── Quoted text
Riverbench is hosting a virtual tasting of library wines on April 4th, a virtual vineyard tour on April 8th and a virtual Easter egg hunt on April 11th. Check out Riverbench's Facebook page.
Keeping wine
club membership engaged is key for a company like Riverbench, whose club
accounts for about a third of its business. The other two-thirds are almost
entirely driven by visitation to its two tasting rooms in Santa Maria and in
Santa Barbara’s Funk Zone, which remain shuttered. Third-party retail, a very
small portion of the business under usual circumstances, is being ramped up now
to offset the fallout, with distributors in states like Missouri and Kansas,
along with California, pushing Riverbench wine into grocery store chains like
Ralphs.
And to support employees in the short
term, the way business is done at Riverbench has also changed. Instead of
outsourcing wine club shipments, which can take weeks, tasting room employees
have taken on the task. And the winery’s phone number – 805-937-8340 – has been
turned into a wine tasting hotline, meant to encourage customers to call in
with orders, questions or “just to chat with someone else,” says Fernandez.
────
── Recorded information
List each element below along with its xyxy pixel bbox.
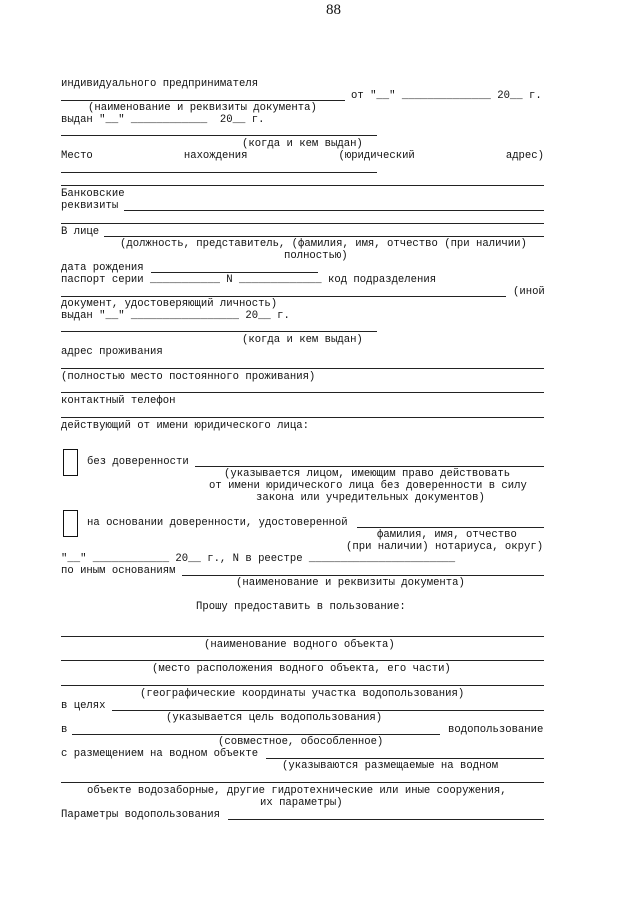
────
Exercise
Answer these from the Riverbench text:
1. On what date is the virtual vineyard tour?
2. About what share of Riverbench's business comes from its wine club?
3. Who now handles the wine club shipments instead of an outside service?

Task result
1. April 8th
2. About a third
3. The tasting room employees